EXERCISE DIRECTIONS
Find the word "SRMTID" in the records below. List each line containing it.
....................
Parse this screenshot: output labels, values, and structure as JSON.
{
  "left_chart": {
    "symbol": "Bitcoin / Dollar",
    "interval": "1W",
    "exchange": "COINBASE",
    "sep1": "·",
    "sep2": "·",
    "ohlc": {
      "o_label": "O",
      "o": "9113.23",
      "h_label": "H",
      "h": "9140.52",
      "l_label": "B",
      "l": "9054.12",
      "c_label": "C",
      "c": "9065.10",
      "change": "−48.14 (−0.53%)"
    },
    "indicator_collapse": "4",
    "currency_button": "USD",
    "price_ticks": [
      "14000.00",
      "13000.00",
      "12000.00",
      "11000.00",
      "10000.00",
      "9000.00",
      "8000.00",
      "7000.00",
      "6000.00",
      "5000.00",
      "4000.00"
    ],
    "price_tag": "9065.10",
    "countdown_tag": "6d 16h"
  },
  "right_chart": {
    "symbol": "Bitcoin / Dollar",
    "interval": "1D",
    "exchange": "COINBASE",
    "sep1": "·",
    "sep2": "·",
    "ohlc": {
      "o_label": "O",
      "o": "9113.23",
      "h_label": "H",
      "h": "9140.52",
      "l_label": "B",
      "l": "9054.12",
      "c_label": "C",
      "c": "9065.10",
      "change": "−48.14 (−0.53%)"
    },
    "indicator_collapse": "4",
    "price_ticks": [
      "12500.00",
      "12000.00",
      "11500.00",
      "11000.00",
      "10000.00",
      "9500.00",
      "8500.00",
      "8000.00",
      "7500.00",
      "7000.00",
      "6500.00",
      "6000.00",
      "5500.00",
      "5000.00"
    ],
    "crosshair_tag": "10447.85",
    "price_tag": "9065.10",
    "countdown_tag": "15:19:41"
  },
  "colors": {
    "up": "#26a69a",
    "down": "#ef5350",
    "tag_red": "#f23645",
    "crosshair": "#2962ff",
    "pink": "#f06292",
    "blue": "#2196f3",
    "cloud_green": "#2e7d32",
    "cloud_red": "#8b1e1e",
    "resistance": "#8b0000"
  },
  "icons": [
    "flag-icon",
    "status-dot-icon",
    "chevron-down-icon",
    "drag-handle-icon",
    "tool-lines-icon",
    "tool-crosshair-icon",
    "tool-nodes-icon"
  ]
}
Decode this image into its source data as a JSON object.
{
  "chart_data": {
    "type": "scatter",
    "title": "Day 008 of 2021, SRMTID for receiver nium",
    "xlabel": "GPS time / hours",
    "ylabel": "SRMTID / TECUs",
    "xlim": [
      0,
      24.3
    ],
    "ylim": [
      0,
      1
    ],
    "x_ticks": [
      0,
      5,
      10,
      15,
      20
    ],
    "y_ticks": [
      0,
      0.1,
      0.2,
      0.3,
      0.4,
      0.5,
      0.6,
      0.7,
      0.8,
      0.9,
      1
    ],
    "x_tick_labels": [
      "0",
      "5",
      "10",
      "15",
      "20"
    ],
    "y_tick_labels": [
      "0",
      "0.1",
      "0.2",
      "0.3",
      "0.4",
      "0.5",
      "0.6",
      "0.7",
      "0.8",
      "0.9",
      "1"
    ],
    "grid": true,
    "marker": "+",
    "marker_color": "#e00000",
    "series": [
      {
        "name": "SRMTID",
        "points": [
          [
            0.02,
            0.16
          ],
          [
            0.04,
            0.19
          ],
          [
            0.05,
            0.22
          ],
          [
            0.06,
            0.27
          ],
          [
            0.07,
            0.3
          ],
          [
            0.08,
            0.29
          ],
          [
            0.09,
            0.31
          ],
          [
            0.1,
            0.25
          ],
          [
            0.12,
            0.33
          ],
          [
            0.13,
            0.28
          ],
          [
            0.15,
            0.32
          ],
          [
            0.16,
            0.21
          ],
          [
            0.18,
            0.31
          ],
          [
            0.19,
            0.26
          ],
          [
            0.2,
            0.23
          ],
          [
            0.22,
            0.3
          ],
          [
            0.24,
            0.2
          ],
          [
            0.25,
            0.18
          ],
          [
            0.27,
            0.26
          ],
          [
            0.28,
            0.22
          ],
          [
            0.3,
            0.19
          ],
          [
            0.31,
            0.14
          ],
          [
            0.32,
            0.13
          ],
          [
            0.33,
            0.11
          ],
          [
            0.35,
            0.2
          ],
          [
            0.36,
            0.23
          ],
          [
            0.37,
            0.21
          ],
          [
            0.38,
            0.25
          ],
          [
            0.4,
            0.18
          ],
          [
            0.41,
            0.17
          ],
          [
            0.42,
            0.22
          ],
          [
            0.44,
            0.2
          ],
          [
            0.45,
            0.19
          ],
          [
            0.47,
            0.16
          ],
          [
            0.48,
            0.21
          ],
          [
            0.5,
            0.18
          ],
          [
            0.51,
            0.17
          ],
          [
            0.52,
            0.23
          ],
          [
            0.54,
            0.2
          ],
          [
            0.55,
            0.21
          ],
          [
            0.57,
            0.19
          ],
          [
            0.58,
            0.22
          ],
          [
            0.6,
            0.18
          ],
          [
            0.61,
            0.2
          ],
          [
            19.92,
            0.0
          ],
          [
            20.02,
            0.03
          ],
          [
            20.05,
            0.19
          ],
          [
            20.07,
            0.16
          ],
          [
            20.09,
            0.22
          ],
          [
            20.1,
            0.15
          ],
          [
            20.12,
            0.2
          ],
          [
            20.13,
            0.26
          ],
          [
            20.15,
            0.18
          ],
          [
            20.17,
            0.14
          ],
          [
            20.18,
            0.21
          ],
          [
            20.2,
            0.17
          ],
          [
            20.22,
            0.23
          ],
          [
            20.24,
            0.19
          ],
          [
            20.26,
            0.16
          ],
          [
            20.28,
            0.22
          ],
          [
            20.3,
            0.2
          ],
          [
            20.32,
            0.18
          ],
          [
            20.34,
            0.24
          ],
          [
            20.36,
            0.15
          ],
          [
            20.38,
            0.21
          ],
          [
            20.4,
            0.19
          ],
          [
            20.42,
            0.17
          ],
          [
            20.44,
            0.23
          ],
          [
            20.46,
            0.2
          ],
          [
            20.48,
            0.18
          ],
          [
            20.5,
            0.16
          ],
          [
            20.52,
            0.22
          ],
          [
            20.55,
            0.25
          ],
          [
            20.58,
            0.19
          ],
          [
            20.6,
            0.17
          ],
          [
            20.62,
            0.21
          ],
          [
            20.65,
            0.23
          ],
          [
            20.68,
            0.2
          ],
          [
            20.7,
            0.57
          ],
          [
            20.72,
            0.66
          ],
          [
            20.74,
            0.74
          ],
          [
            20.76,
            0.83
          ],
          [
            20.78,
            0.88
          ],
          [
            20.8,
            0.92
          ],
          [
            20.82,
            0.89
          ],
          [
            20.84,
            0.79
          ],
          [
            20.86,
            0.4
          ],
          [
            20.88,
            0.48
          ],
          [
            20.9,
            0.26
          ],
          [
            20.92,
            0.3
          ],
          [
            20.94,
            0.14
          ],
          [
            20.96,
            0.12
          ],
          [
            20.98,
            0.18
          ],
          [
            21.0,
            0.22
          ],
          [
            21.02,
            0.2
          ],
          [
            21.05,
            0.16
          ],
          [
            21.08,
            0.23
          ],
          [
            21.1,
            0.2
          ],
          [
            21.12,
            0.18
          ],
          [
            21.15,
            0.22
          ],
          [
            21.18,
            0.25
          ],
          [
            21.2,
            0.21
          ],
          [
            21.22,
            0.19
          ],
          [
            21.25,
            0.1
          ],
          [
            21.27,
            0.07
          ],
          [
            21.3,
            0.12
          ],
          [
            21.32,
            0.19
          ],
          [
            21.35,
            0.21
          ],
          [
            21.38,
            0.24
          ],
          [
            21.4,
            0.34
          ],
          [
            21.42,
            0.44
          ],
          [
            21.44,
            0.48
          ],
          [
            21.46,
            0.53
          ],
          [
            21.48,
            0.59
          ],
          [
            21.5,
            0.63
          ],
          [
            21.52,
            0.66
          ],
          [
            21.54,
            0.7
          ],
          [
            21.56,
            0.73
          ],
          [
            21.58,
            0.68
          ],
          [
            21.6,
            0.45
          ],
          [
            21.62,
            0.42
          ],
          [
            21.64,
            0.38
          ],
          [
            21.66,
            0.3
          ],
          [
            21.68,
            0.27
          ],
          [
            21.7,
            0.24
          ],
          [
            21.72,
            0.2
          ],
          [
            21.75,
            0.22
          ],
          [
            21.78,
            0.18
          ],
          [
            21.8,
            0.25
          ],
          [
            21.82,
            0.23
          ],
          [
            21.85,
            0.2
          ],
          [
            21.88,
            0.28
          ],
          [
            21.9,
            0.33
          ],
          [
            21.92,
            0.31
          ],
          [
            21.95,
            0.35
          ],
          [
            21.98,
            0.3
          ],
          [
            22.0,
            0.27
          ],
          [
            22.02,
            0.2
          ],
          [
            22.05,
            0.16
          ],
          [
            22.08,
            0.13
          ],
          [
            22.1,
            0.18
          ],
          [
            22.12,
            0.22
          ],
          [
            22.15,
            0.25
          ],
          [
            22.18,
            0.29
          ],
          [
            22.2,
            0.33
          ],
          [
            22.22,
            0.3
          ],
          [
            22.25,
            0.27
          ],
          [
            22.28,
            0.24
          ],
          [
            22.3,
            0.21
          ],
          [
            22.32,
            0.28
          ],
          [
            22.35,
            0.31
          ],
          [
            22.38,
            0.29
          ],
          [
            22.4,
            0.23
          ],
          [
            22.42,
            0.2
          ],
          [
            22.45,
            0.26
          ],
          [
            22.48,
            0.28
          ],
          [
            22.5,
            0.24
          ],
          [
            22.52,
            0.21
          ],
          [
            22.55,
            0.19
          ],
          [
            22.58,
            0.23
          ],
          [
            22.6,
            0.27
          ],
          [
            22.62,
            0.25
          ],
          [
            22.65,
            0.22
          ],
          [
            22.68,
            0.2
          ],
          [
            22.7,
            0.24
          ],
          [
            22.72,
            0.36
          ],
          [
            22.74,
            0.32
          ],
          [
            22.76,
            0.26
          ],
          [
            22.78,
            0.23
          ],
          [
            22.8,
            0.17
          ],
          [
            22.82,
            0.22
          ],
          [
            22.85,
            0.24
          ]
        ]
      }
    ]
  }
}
....................
REPLY TO THE TASK
    "title": "Day 008 of 2021, SRMTID for receiver nium",
    "ylabel": "SRMTID / TECUs",
        "name": "SRMTID",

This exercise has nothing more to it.